■ Records ■
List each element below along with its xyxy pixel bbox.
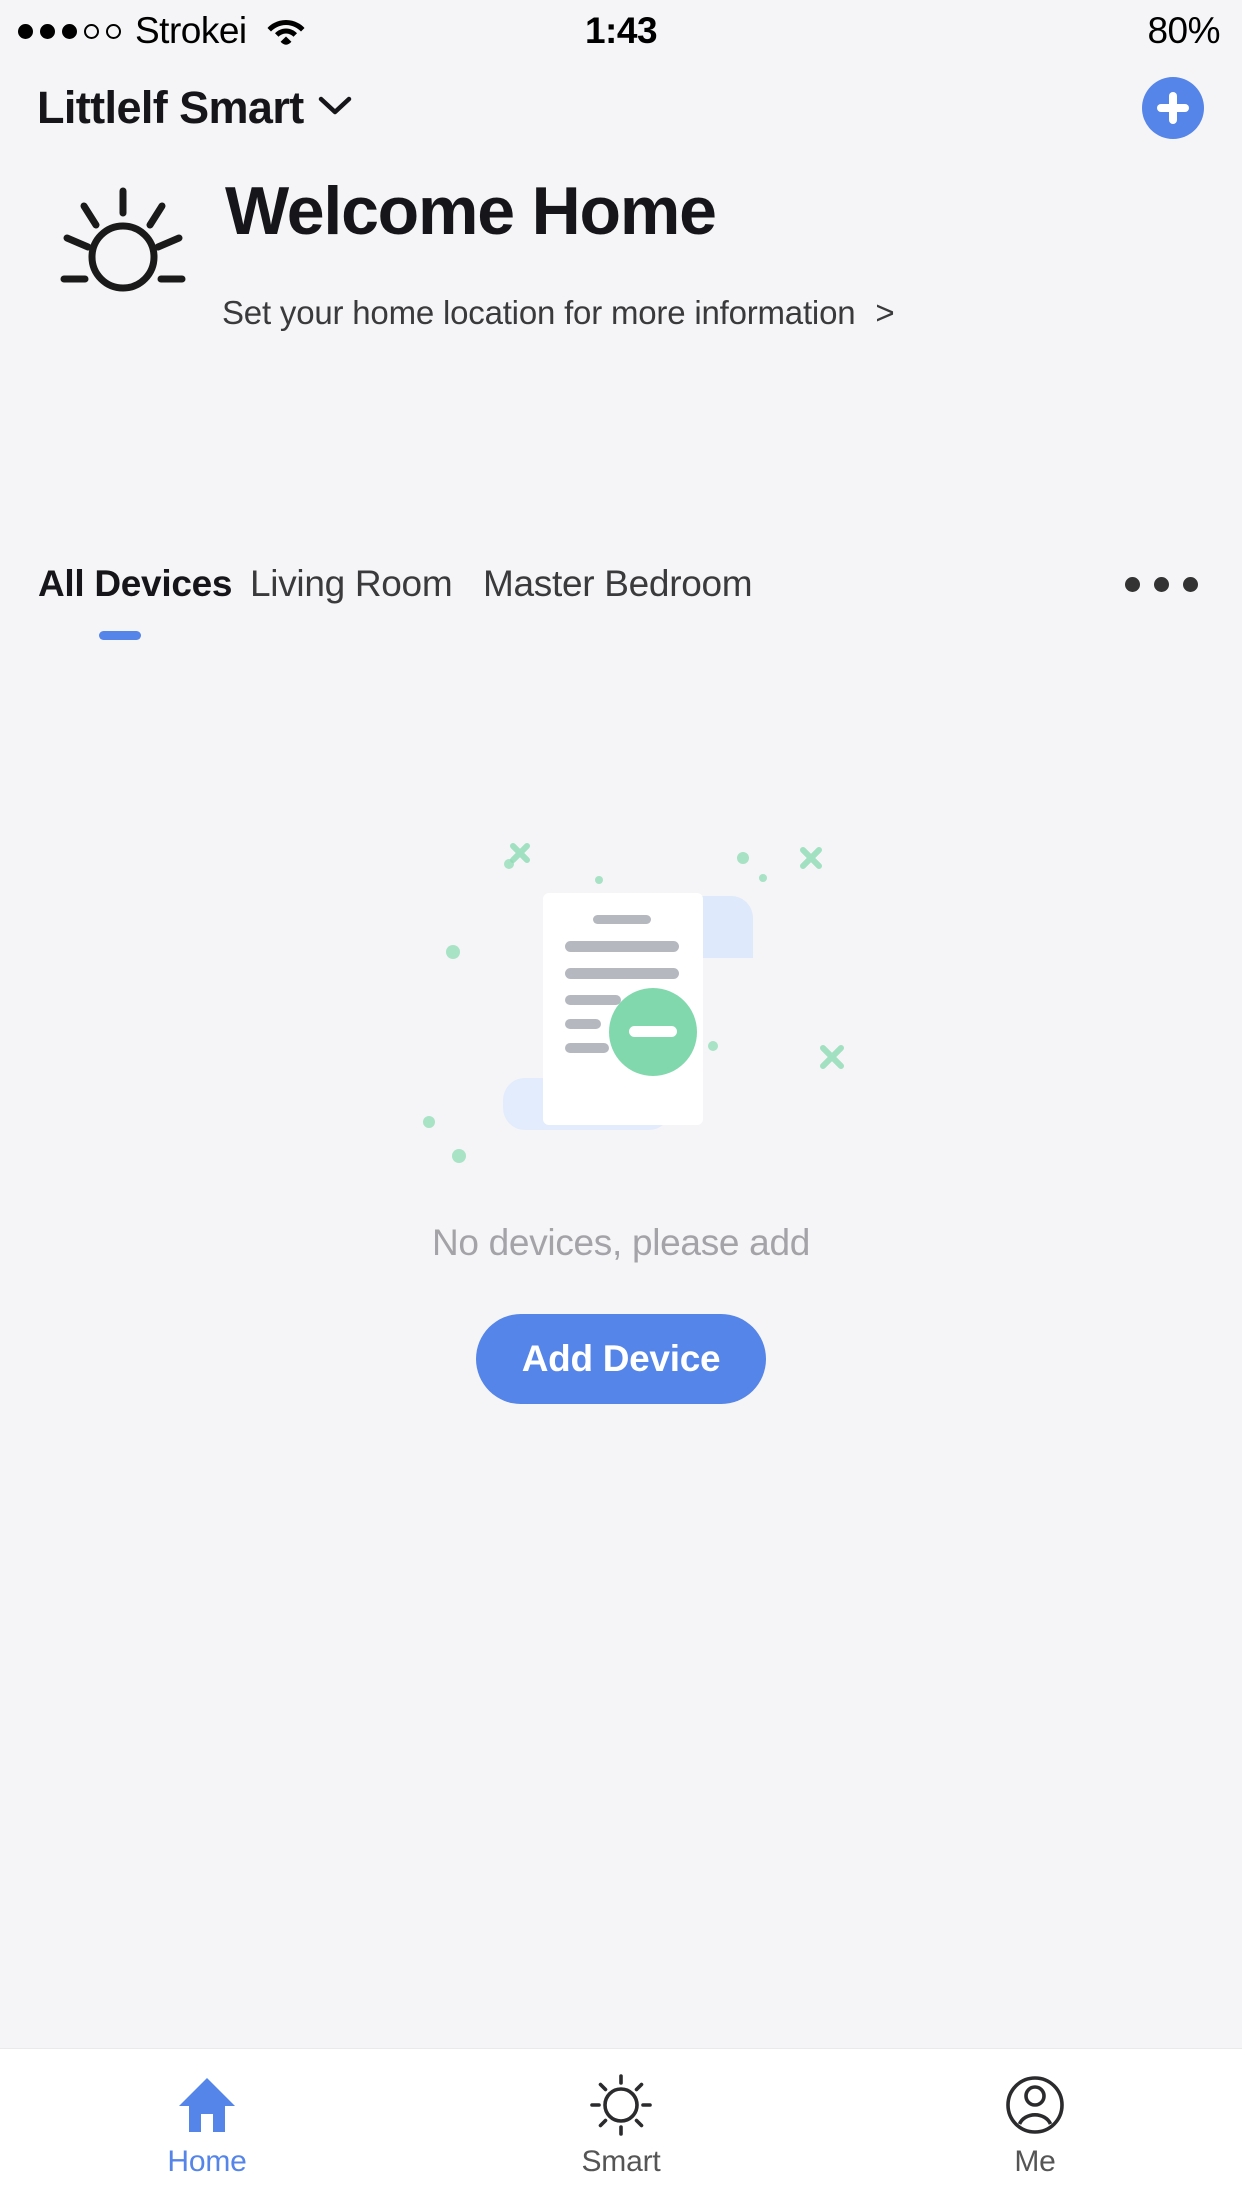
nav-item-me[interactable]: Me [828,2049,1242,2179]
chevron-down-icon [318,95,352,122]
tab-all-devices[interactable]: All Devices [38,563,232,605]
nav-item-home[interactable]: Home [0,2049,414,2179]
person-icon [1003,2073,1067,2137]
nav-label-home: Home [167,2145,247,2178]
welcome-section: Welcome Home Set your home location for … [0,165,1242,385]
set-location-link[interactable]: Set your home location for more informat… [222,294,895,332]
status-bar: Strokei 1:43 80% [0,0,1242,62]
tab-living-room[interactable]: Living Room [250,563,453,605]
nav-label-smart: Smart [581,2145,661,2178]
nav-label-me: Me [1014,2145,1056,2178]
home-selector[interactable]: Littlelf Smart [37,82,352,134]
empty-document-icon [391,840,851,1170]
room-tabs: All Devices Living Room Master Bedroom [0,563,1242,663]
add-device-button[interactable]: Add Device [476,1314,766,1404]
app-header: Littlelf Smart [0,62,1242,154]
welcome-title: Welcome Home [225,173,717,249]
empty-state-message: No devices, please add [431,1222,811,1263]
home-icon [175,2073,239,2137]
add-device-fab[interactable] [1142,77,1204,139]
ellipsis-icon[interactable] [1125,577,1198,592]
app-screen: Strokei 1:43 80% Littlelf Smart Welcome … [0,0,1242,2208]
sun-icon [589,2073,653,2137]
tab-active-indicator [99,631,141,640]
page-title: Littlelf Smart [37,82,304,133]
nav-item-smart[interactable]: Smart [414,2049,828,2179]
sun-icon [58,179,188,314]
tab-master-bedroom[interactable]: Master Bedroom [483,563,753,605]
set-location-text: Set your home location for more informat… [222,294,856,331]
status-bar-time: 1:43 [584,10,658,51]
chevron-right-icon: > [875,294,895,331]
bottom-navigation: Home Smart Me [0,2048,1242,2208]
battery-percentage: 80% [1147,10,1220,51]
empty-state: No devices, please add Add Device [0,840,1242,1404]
---
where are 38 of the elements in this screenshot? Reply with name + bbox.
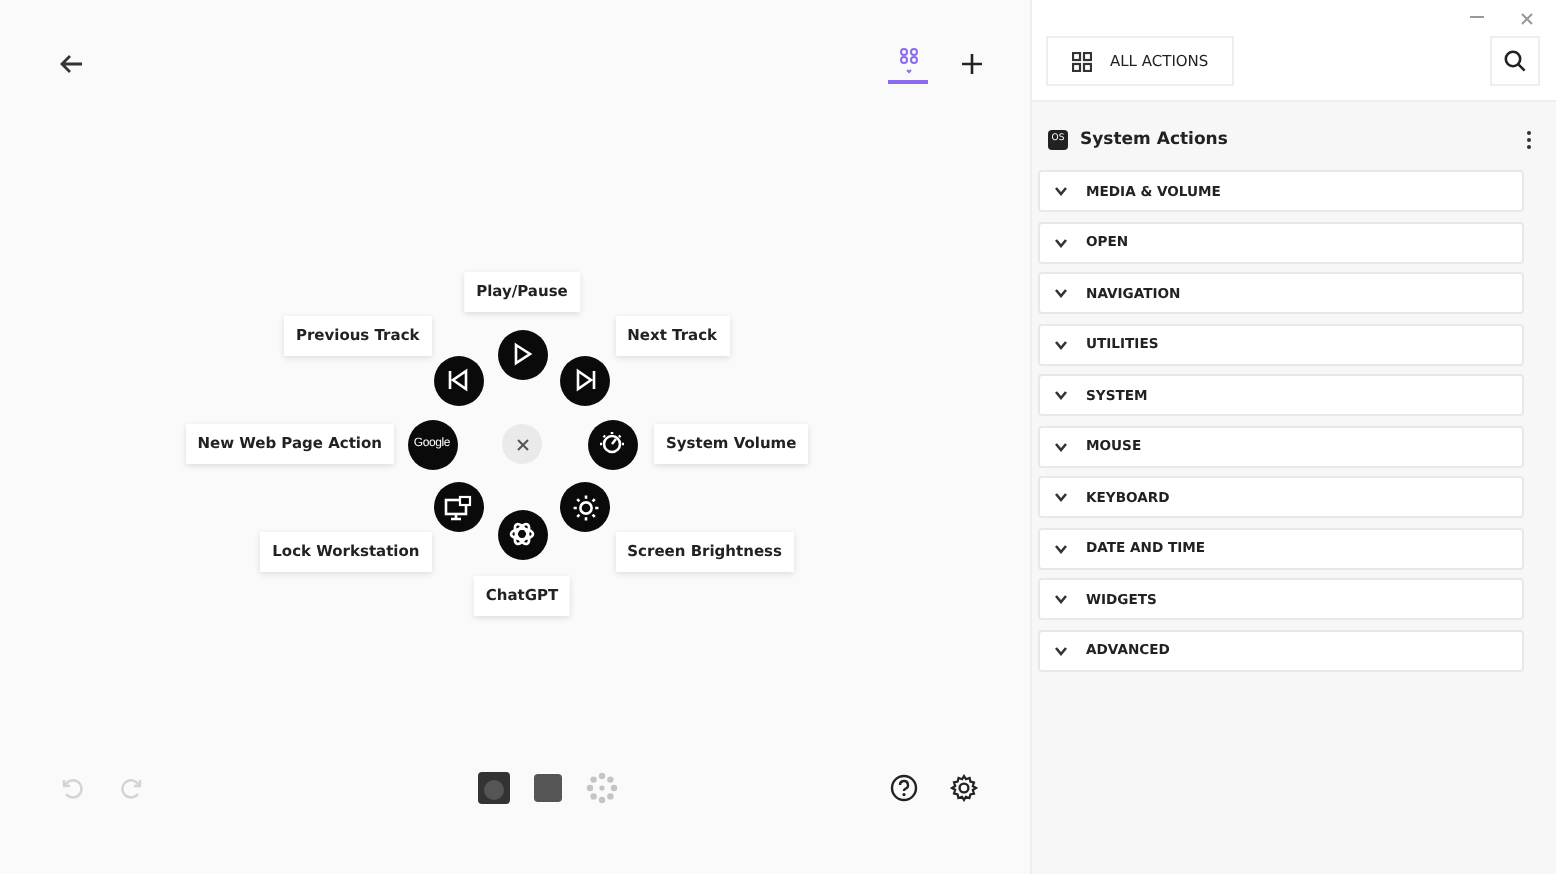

■ Work to complete ■
Copy the entries from the line containing "List each element" down to the line containing "nav-item-home[interactable]: Home [0,2049,414,2179]", both included, and put "bounding box" wherever "bbox" appears, with no other changes. Leave the picture out.

■ Exercise output ■
List each element below along with its xyxy pixel bounding box.
nav-item-me[interactable]: Me [828,2049,1242,2179]
chevron-down-icon [318,95,352,122]
tab-all-devices[interactable]: All Devices [38,563,232,605]
nav-item-home[interactable]: Home [0,2049,414,2179]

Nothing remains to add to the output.